*SOURCE TEXT*
Three rapid-fire reactions about Newcastle’s massive loss to the bona fide contenders from Manchester

Newcastle United could do nothing to stop the slowly murderous tidal wave coming from Manchester City. It was enough at 3-0, but of course Foden (from the bench) and Sterling (for the second time, because why not?) had to send up the 5-0 score to the bright Mancunian sky. It’s time to pour some quick reactions about what went down at the Etihad earlier today.

Let’s get it poppin’.


Three Quick Thoughts

Manchester City v Newcastle United - Premier League Photo by Chris Brunskill/Fantasista/Getty Images

1. Ancelotti’s Christmas Tree didn’t work for the Magpies

Perhaps Eddie Howe saw last Wednesday’s game between Manchester City and Real Madrid, and he thought he could replicate the philosophies employed by winning and experienced coach Carlo Ancelotti: the glorious 4-3-2-1 Christmas Tree Formation. Newcastle deployed a line of four to which Allan Saint-Maximin was supposed to drop—one he basically just couldn’t stay on top of things nor think about two things at the same time, so he never did—followed by a line of three midfielders, two kinda-attacking midfielders, and Wood on top of everything. When on possession at some points through the first half, it was more of a 4DEF + Longstaff/Bruno/Almirón + Joelinton/ASM + Wood.

All of that is cool, but circling back to that ASM thing... Ugh. City’s first goal came out of a glaring mistake by the Frenchman, who lost complete track of Joao Cancelo on the left and did (not) enough to leave him completely open to loft a ball that Sterling put past Dubravka. Targett can’t be blamed because he followed other City attackers on defense assuming Saint-Maximin was going to cover for the hole vacated in the left flank. But, nope. Not a lot of effort from ASM on defense, but that’s nothing new. I only hope Howe studies the tape from the whole season and comes out realizing ASM only is viable on the attacking phase of the game but a mediocre asset on defensive duties because of a staggering lack of ability/interest at that.

Manchester City v Newcastle United - Premier League Photo by Serena Taylor/Newcastle United via Getty Images

2. The Bruno, ASM, and Chris Wood Triumvirate is severely flawed

Completely out of context, every player is worth something. In the wrong context, things can get very murky. That’s what happened today against Manchester City when it came to the trio of Bruno, Saint-Maximin, and lone-forward Chris Wood in the offensive transition on counter-attacking plays. Bruno is a football genius capable of creating chances out of thin air. ASM is a mad lad, but he knows how to run forward with the ball and has some cleverness and bright touches baked into his game—though they’re hard to make flourish often, it seems. Wood...

*AIM OF THE EXERCISE*
Please reproduce, word for word, the passage of the Newcastle match reaction above starting with "2. The Bruno, ASM, and" and going on through "it seems. Wood...".

*DATA SUPPLIED*

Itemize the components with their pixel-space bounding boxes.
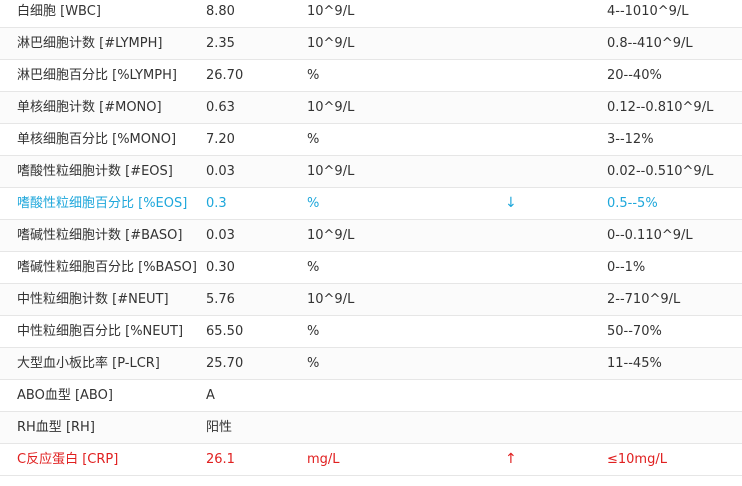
test-name: 嗜碱性粒细胞百分比 [%BASO] — [17, 260, 197, 275]
result-value: 0.03 — [206, 164, 235, 179]
table-row-baso-count: 嗜碱性粒细胞计数 [#BASO] 0.03 10^9/L 0--0.110^9/… — [0, 220, 742, 252]
result-value: 阳性 — [206, 420, 233, 435]
reference-range: 11--45% — [607, 356, 662, 371]
result-unit: % — [307, 356, 320, 371]
arrow-down-icon: ↓ — [505, 195, 517, 211]
result-unit: 10^9/L — [307, 100, 355, 115]
result-value: 0.63 — [206, 100, 235, 115]
result-value: 25.70 — [206, 356, 244, 371]
result-value: 26.1 — [206, 452, 235, 467]
lab-results-table: 白细胞 [WBC] 8.80 10^9/L 4--1010^9/L 淋巴细胞计数… — [0, 0, 742, 476]
reference-range: 0--1% — [607, 260, 646, 275]
arrow-up-icon: ↑ — [505, 451, 517, 467]
result-value: 26.70 — [206, 68, 244, 83]
test-name: RH血型 [RH] — [17, 420, 95, 435]
test-name: ABO血型 [ABO] — [17, 388, 113, 403]
table-row-rh: RH血型 [RH] 阳性 — [0, 412, 742, 444]
table-row-lymph-count: 淋巴细胞计数 [#LYMPH] 2.35 10^9/L 0.8--410^9/L — [0, 28, 742, 60]
reference-range: 3--12% — [607, 132, 654, 147]
result-value: 0.3 — [206, 196, 227, 211]
test-name: 嗜酸性粒细胞计数 [#EOS] — [17, 164, 173, 179]
test-name: 淋巴细胞计数 [#LYMPH] — [17, 36, 163, 51]
table-row-crp: C反应蛋白 [CRP] 26.1 mg/L ↑ ≤10mg/L — [0, 444, 742, 476]
table-row-neut-count: 中性粒细胞计数 [#NEUT] 5.76 10^9/L 2--710^9/L — [0, 284, 742, 316]
table-row-lymph-percent: 淋巴细胞百分比 [%LYMPH] 26.70 % 20--40% — [0, 60, 742, 92]
result-value: 8.80 — [206, 4, 235, 19]
table-row-wbc: 白细胞 [WBC] 8.80 10^9/L 4--1010^9/L — [0, 0, 742, 28]
table-row-plcr: 大型血小板比率 [P-LCR] 25.70 % 11--45% — [0, 348, 742, 380]
result-unit: 10^9/L — [307, 164, 355, 179]
reference-range: 2--710^9/L — [607, 292, 681, 307]
reference-range: 0.5--5% — [607, 196, 658, 211]
test-name: 白细胞 [WBC] — [17, 4, 101, 19]
reference-range: 20--40% — [607, 68, 662, 83]
result-unit: 10^9/L — [307, 36, 355, 51]
table-row-eos-count: 嗜酸性粒细胞计数 [#EOS] 0.03 10^9/L 0.02--0.510^… — [0, 156, 742, 188]
reference-range: 50--70% — [607, 324, 662, 339]
test-name: 中性粒细胞百分比 [%NEUT] — [17, 324, 184, 339]
test-name: 嗜酸性粒细胞百分比 [%EOS] — [17, 196, 188, 211]
result-value: 0.30 — [206, 260, 235, 275]
result-unit: % — [307, 260, 320, 275]
test-name: C反应蛋白 [CRP] — [17, 452, 119, 467]
result-value: 7.20 — [206, 132, 235, 147]
table-row-mono-percent: 单核细胞百分比 [%MONO] 7.20 % 3--12% — [0, 124, 742, 156]
table-row-baso-percent: 嗜碱性粒细胞百分比 [%BASO] 0.30 % 0--1% — [0, 252, 742, 284]
result-unit: % — [307, 196, 320, 211]
result-unit: 10^9/L — [307, 228, 355, 243]
reference-range: 0.02--0.510^9/L — [607, 164, 714, 179]
result-unit: 10^9/L — [307, 4, 355, 19]
result-unit: % — [307, 324, 320, 339]
table-row-neut-percent: 中性粒细胞百分比 [%NEUT] 65.50 % 50--70% — [0, 316, 742, 348]
reference-range: 4--1010^9/L — [607, 4, 689, 19]
test-name: 淋巴细胞百分比 [%LYMPH] — [17, 68, 177, 83]
reference-range: 0--0.110^9/L — [607, 228, 693, 243]
result-unit: 10^9/L — [307, 292, 355, 307]
test-name: 单核细胞计数 [#MONO] — [17, 100, 162, 115]
result-value: 0.03 — [206, 228, 235, 243]
result-unit: % — [307, 68, 320, 83]
result-unit: % — [307, 132, 320, 147]
table-row-mono-count: 单核细胞计数 [#MONO] 0.63 10^9/L 0.12--0.810^9… — [0, 92, 742, 124]
result-value: 65.50 — [206, 324, 244, 339]
table-row-abo: ABO血型 [ABO] A — [0, 380, 742, 412]
reference-range: ≤10mg/L — [607, 452, 667, 467]
result-unit: mg/L — [307, 452, 340, 467]
test-name: 大型血小板比率 [P-LCR] — [17, 356, 160, 371]
result-value: A — [206, 388, 215, 403]
test-name: 单核细胞百分比 [%MONO] — [17, 132, 177, 147]
result-value: 2.35 — [206, 36, 235, 51]
result-value: 5.76 — [206, 292, 235, 307]
table-row-eos-percent: 嗜酸性粒细胞百分比 [%EOS] 0.3 % ↓ 0.5--5% — [0, 188, 742, 220]
reference-range: 0.12--0.810^9/L — [607, 100, 714, 115]
test-name: 嗜碱性粒细胞计数 [#BASO] — [17, 228, 183, 243]
reference-range: 0.8--410^9/L — [607, 36, 693, 51]
test-name: 中性粒细胞计数 [#NEUT] — [17, 292, 169, 307]
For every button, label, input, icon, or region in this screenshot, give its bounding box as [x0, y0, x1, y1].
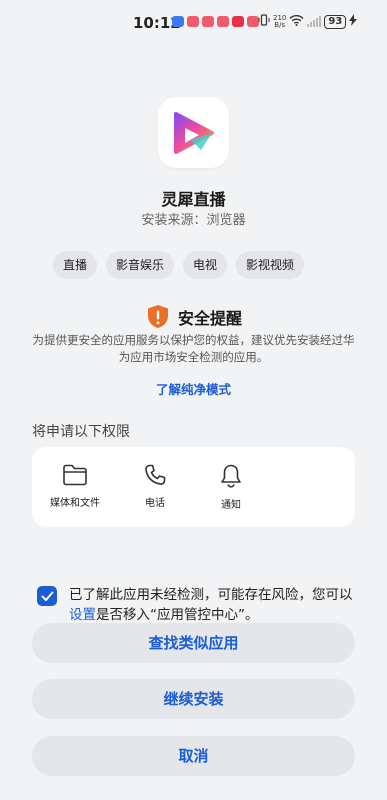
risk-acknowledgement: 已了解此应用未经检测，可能存在风险，您可以设置是否移入“应用管控中心”。 — [37, 585, 357, 625]
permission-phone[interactable]: 电话 — [123, 463, 187, 509]
signal-icon — [307, 16, 322, 27]
app-name: 灵犀直播 — [161, 190, 226, 209]
notification-icons — [172, 16, 259, 27]
app-notification-icon — [202, 16, 214, 27]
acknowledge-text-after: 是否移入“应用管控中心”。 — [96, 607, 259, 623]
install-source: 安装来源：浏览器 — [141, 213, 246, 228]
acknowledge-text-before: 已了解此应用未经检测，可能存在风险，您可以 — [69, 587, 353, 603]
net-speed-unit: B/s — [274, 20, 286, 29]
permissions-card: 媒体和文件 电话 通知 — [32, 447, 355, 527]
play-logo-icon — [173, 111, 214, 154]
status-right: 210 B/s 93 — [258, 14, 358, 29]
app-notification-icon — [232, 16, 244, 27]
permission-label: 电话 — [145, 498, 165, 509]
safety-title: 安全提醒 — [178, 308, 243, 328]
battery-indicator: 93 — [324, 14, 347, 29]
permission-media-files[interactable]: 媒体和文件 — [43, 463, 107, 509]
permission-label: 通知 — [221, 500, 241, 511]
tag-item: 影视视频 — [236, 251, 305, 279]
permission-label: 媒体和文件 — [50, 498, 100, 509]
status-bar: 10:12 210 B/s 93 — [0, 0, 387, 40]
folder-icon — [63, 464, 87, 486]
app-notification-icon — [187, 16, 199, 27]
app-notification-icon — [217, 16, 229, 27]
learn-pure-mode-link[interactable]: 了解纯净模式 — [0, 379, 387, 398]
shield-alert-icon — [148, 305, 168, 328]
app-notification-icon — [172, 16, 184, 27]
acknowledge-checkbox[interactable] — [37, 586, 57, 606]
app-tags: 直播 影音娱乐 电视 影视视频 — [53, 251, 305, 279]
safety-description: 为提供更安全的应用服务以保护您的权益，建议优先安装经过华为应用市场安全检测的应用… — [32, 333, 355, 364]
app-icon — [158, 97, 229, 168]
permissions-title: 将申请以下权限 — [32, 424, 130, 440]
permission-notification[interactable]: 通知 — [199, 463, 263, 511]
settings-link[interactable]: 设置 — [69, 607, 96, 623]
safety-header: 安全提醒 — [147, 304, 242, 329]
tag-item: 直播 — [53, 251, 98, 279]
checkmark-icon — [41, 591, 53, 601]
charging-icon — [349, 14, 358, 29]
phone-icon — [145, 464, 166, 485]
bell-icon — [221, 464, 241, 488]
acknowledge-text: 已了解此应用未经检测，可能存在风险，您可以设置是否移入“应用管控中心”。 — [69, 585, 357, 625]
tag-item: 电视 — [183, 251, 228, 279]
vibrate-icon — [258, 14, 270, 29]
cancel-button[interactable]: 取消 — [32, 736, 355, 776]
tag-item: 影音娱乐 — [106, 251, 175, 279]
wifi-icon — [289, 14, 304, 29]
continue-install-button[interactable]: 继续安装 — [32, 679, 355, 719]
find-similar-apps-button[interactable]: 查找类似应用 — [32, 623, 355, 663]
net-speed: 210 B/s — [273, 14, 286, 29]
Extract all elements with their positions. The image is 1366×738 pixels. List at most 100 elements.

*RESULT FOR THIS EXERCISE*
2. The Bruno, ASM, and Chris Wood Triumvirate is severely flawed

Completely out of context, every player is worth something. In the wrong context, things can get very murky. That’s what happened today against Manchester City when it came to the trio of Bruno, Saint-Maximin, and lone-forward Chris Wood in the offensive transition on counter-attacking plays. Bruno is a football genius capable of creating chances out of thin air. ASM is a mad lad, but he knows how to run forward with the ball and has some cleverness and bright touches baked into his game—though they’re hard to make flourish often, it seems. Wood...